• **EXERCISE PROMPT**:
Wherever a line holds the word "werden", copy that line out.

Extracted data entries
======
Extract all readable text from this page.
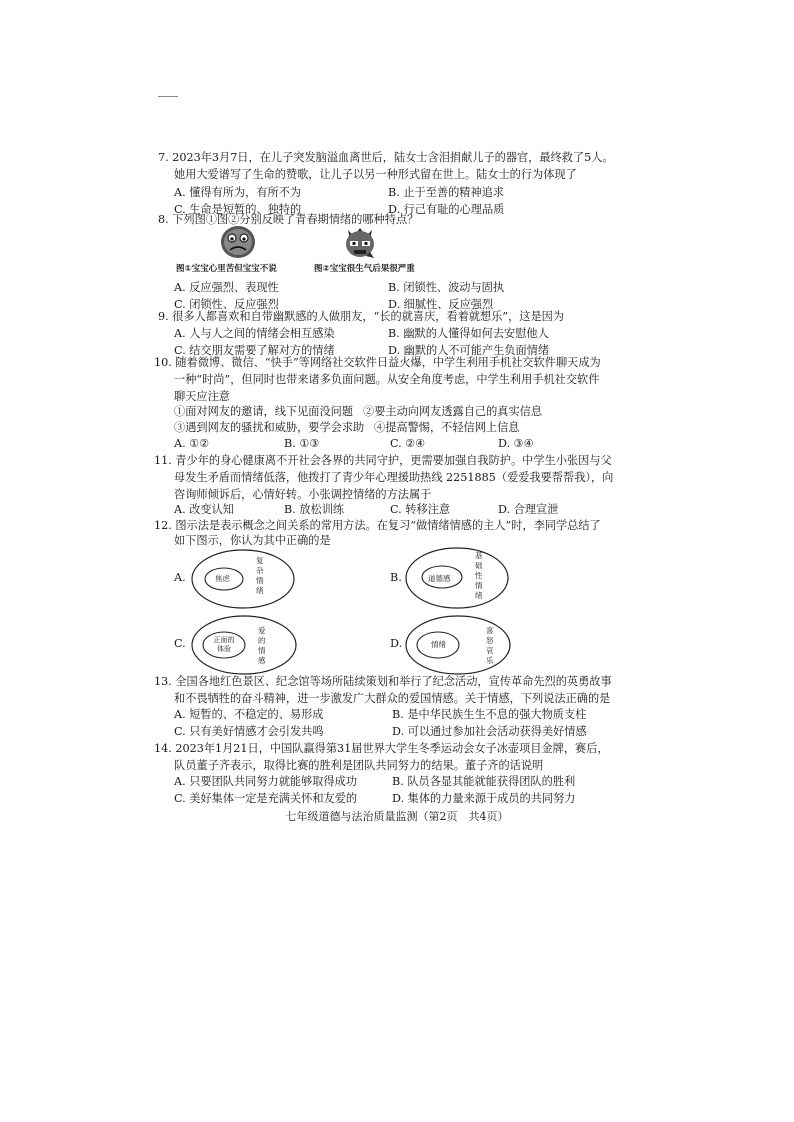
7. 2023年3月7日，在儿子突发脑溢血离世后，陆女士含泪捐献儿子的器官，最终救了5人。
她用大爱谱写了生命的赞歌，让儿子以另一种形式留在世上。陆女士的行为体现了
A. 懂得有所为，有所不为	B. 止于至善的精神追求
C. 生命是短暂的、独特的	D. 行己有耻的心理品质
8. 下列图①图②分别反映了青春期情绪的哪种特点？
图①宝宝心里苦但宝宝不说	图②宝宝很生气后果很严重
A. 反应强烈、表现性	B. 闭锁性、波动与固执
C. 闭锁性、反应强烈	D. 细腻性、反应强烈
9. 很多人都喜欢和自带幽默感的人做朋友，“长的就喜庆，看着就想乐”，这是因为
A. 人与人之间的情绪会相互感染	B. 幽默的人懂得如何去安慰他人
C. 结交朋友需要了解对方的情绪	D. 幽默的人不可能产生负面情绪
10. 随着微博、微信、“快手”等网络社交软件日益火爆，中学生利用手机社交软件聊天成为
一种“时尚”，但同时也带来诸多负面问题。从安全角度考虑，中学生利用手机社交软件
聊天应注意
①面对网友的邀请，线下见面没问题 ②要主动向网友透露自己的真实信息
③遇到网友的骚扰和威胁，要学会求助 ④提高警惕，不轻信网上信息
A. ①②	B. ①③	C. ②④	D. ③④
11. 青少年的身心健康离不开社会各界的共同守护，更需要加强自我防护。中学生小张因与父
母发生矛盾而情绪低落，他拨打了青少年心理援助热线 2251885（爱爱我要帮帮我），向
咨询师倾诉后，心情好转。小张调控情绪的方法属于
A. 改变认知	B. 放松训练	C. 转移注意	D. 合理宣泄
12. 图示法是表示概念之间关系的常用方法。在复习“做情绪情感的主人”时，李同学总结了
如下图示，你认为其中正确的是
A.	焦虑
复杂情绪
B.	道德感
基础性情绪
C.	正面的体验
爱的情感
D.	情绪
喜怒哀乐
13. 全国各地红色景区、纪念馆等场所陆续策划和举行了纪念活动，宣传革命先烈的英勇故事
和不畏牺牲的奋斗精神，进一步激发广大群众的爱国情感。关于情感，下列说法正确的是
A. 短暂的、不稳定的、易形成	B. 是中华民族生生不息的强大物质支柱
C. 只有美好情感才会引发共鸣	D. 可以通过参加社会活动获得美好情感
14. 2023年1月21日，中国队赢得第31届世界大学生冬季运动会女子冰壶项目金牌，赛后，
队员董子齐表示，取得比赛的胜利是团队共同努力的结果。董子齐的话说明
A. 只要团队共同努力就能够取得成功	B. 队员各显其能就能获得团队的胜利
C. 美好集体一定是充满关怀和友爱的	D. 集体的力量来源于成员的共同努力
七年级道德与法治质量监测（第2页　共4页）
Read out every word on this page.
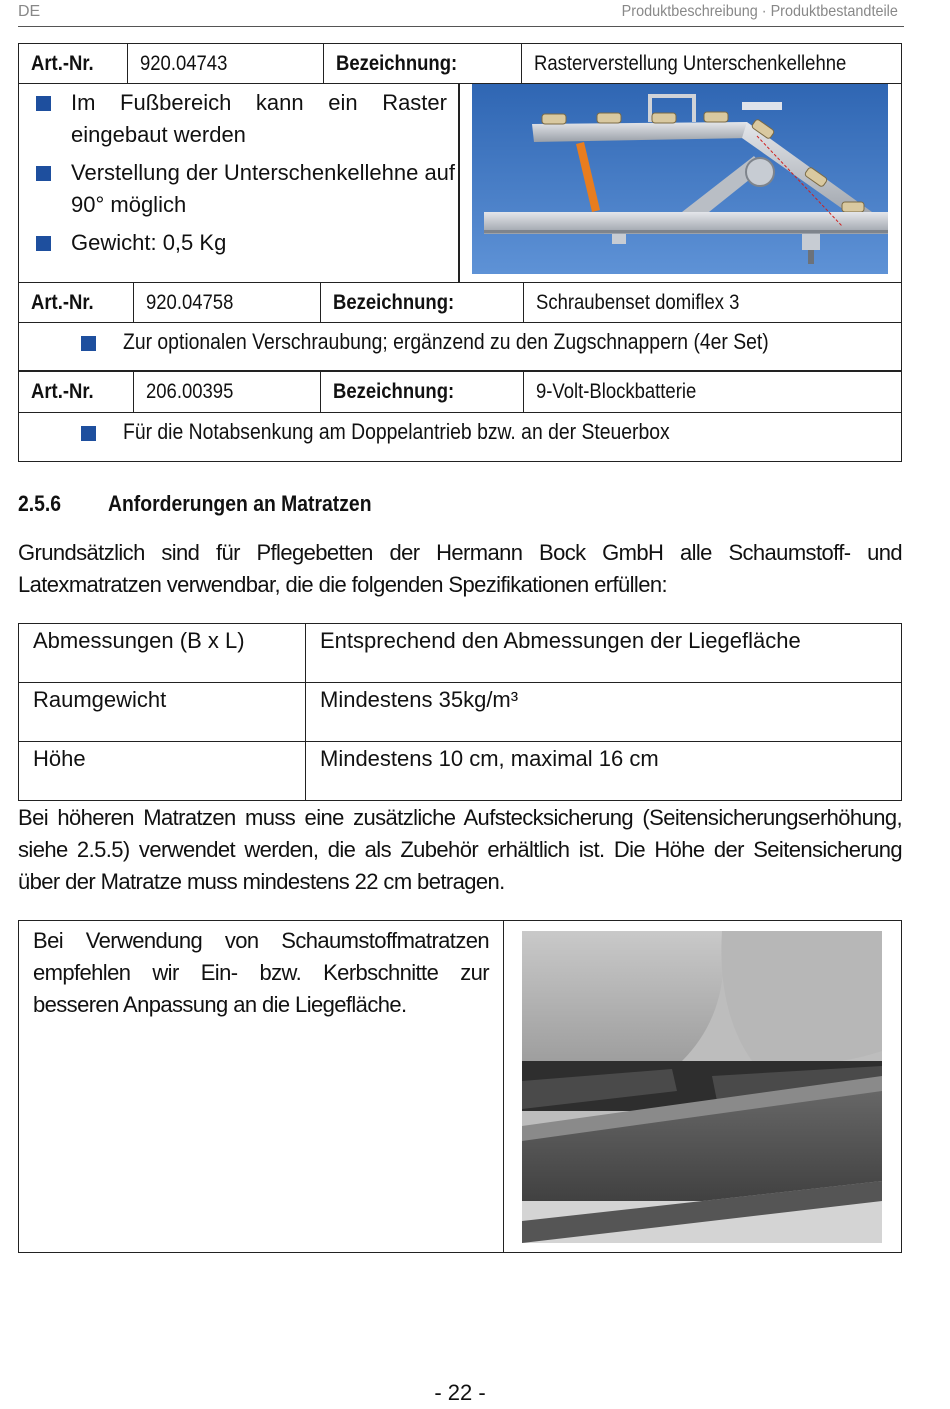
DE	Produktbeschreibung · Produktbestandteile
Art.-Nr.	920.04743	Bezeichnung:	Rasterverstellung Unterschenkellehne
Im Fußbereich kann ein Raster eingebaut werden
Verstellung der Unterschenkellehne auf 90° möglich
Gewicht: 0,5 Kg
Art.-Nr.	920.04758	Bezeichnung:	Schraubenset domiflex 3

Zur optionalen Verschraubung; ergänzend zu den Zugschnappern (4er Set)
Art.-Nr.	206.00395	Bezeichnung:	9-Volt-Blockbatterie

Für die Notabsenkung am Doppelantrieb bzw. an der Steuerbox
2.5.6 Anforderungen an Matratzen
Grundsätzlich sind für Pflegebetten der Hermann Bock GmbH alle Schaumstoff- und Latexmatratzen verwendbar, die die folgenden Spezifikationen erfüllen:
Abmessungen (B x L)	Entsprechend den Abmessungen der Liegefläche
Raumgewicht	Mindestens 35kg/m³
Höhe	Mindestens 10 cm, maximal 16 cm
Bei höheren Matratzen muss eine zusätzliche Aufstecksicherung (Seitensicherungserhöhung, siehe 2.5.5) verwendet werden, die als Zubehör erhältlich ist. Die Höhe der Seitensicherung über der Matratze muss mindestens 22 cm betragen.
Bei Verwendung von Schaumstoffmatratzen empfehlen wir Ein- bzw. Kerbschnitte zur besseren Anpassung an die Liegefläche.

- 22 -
======
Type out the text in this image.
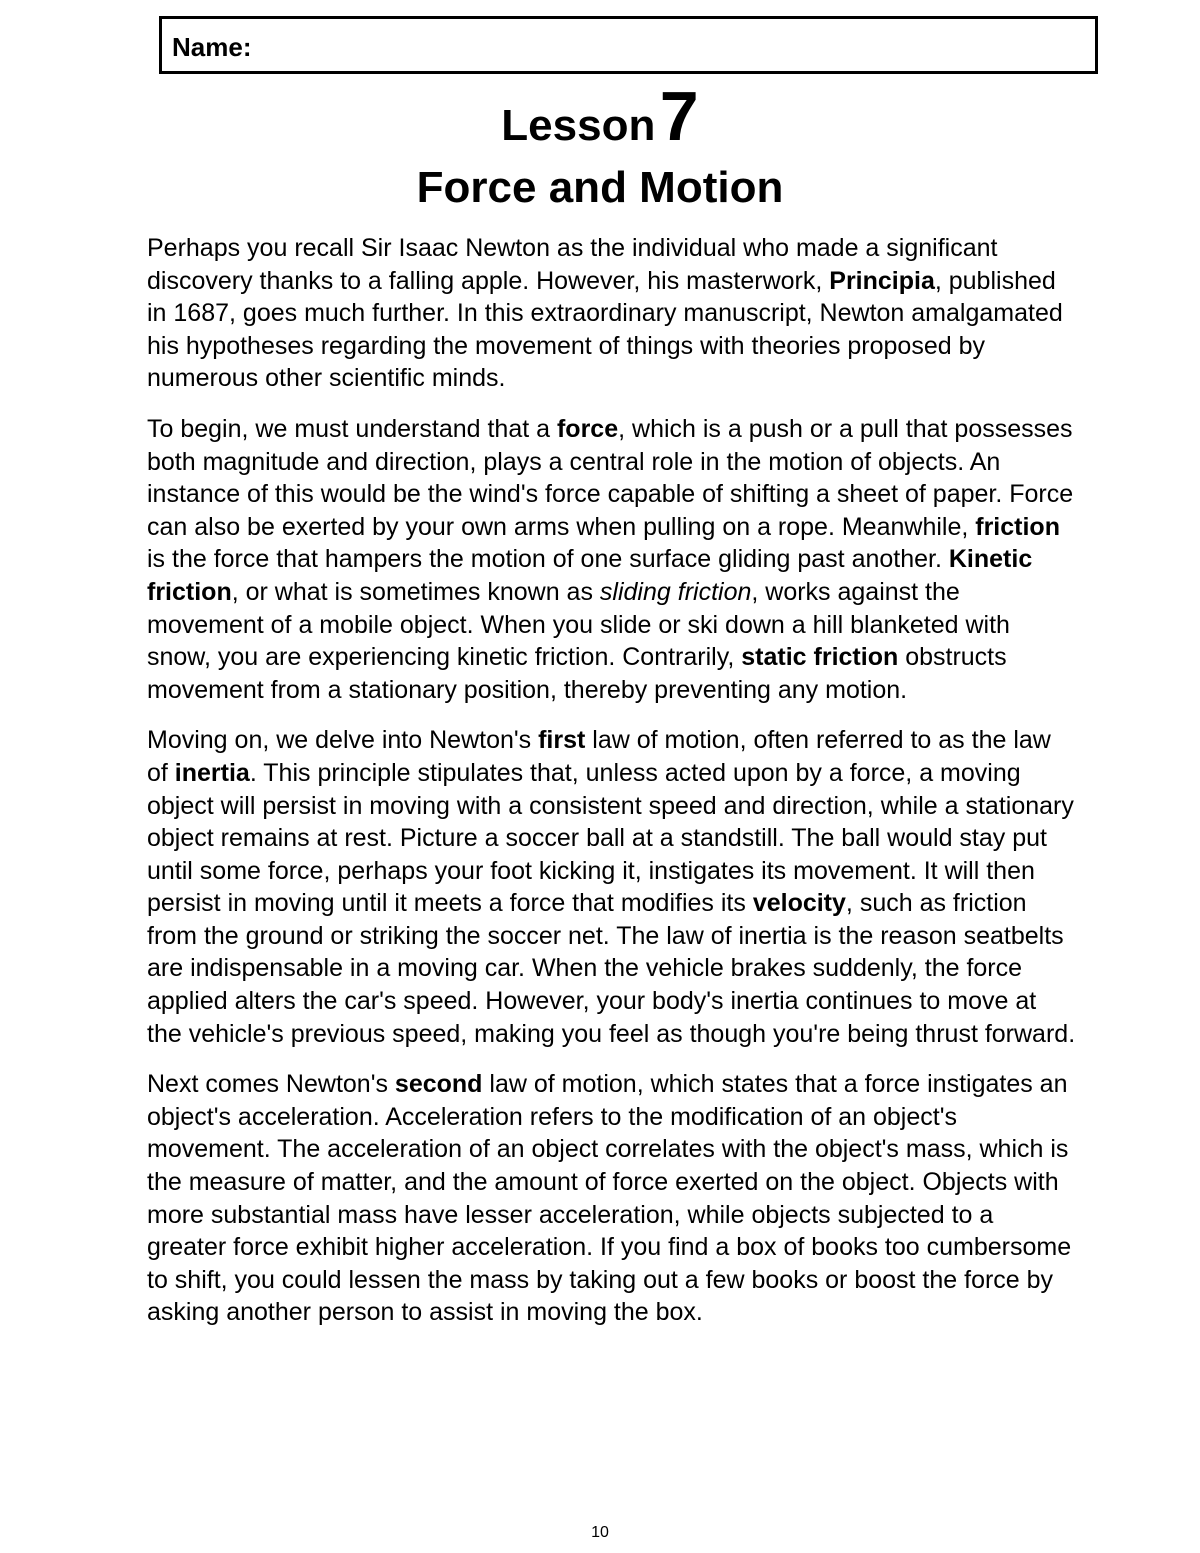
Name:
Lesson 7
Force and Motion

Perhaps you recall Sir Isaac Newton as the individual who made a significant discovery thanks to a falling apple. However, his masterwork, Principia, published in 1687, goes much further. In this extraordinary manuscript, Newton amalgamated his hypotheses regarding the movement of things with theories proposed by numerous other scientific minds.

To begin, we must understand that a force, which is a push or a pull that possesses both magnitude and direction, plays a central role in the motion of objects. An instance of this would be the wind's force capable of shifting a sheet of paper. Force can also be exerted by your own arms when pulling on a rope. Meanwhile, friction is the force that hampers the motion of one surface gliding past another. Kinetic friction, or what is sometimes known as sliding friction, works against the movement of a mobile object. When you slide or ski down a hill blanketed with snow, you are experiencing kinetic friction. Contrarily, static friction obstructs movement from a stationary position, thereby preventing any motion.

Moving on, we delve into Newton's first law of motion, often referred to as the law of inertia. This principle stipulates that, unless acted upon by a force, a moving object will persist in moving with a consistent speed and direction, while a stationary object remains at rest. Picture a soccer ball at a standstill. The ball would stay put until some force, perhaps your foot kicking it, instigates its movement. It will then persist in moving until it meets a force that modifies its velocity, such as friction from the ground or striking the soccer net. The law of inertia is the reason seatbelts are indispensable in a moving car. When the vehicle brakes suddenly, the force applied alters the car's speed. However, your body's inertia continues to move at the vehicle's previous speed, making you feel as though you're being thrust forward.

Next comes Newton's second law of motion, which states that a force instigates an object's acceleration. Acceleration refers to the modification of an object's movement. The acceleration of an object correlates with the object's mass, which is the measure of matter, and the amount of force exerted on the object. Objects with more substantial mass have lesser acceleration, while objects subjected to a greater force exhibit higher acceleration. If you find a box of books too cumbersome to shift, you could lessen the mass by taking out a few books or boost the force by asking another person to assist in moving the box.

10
======
• **OUTPUT**:
Im Fußbereich kann ein Raster eingebaut werden
Bei höheren Matratzen muss eine zusätzliche Aufstecksicherung (Seitensicherungserhöhung, siehe 2.5.5) verwendet werden, die als Zubehör erhältlich ist. Die Höhe der Seitensicherung über der Matratze muss mindestens 22 cm betragen.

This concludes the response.